(Recorded data)
··········

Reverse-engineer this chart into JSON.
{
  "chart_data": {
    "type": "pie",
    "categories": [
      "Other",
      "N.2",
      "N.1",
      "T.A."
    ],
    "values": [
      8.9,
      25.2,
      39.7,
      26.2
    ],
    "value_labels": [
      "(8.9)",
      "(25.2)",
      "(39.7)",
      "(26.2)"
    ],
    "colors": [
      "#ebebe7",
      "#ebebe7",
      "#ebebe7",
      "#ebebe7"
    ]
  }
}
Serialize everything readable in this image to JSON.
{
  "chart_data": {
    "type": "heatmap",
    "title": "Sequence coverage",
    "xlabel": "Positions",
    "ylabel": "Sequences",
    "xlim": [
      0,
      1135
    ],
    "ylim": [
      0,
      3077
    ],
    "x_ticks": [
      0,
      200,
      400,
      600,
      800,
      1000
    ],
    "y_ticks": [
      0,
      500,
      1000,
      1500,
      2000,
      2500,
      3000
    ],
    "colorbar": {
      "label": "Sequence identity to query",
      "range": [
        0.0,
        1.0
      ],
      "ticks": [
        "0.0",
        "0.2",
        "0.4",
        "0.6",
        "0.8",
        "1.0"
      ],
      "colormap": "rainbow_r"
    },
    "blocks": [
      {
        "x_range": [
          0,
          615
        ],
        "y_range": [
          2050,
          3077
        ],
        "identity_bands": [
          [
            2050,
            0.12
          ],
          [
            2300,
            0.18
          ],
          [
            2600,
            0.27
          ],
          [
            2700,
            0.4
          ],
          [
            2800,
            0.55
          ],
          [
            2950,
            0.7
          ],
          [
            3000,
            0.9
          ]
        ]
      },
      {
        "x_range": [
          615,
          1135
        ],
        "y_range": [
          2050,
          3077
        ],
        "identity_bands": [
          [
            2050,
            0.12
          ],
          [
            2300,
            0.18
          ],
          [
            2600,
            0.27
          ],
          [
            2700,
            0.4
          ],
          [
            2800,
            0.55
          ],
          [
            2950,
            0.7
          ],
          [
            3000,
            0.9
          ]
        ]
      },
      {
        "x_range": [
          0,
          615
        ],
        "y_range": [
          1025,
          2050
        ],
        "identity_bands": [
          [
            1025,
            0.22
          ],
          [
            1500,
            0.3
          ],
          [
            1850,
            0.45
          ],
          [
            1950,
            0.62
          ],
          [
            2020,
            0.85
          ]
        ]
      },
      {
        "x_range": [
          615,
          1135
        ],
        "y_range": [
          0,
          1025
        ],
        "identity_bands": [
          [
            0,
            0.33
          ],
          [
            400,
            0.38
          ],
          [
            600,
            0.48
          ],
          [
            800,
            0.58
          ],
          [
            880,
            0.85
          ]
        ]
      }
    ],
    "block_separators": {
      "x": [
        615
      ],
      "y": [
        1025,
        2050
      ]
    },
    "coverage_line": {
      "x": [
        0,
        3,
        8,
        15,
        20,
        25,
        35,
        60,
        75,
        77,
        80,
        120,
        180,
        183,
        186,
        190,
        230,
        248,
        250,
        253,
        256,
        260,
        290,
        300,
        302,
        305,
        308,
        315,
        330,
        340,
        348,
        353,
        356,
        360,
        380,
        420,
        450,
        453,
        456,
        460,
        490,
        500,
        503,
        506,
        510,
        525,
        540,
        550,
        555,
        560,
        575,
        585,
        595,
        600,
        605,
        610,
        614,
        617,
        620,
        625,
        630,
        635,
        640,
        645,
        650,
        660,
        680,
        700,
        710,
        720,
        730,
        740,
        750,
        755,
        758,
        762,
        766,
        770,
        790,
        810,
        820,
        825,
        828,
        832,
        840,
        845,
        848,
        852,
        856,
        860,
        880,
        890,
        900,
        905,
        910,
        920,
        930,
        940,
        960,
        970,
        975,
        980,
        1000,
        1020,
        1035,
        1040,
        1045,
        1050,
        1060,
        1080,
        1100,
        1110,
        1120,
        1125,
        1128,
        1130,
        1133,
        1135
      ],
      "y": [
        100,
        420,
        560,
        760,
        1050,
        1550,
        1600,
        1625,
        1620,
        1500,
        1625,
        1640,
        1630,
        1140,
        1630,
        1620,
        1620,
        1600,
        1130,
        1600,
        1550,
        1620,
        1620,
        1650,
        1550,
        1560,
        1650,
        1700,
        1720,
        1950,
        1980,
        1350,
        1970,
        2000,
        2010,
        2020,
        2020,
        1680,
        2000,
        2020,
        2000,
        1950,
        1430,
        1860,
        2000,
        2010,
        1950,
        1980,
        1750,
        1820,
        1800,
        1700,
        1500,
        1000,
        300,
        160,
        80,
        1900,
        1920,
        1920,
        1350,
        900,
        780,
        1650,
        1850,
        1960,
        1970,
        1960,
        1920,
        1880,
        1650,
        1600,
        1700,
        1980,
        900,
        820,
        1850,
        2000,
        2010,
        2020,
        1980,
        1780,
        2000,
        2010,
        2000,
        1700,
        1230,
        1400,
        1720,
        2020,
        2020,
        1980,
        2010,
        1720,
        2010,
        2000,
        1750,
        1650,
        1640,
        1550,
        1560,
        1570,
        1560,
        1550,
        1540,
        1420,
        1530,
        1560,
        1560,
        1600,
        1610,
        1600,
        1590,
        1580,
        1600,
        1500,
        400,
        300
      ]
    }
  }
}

··········

- [What you have to do]: Count how many lines above include the word "this" and answer with that figure only.

- [Correct response]: 2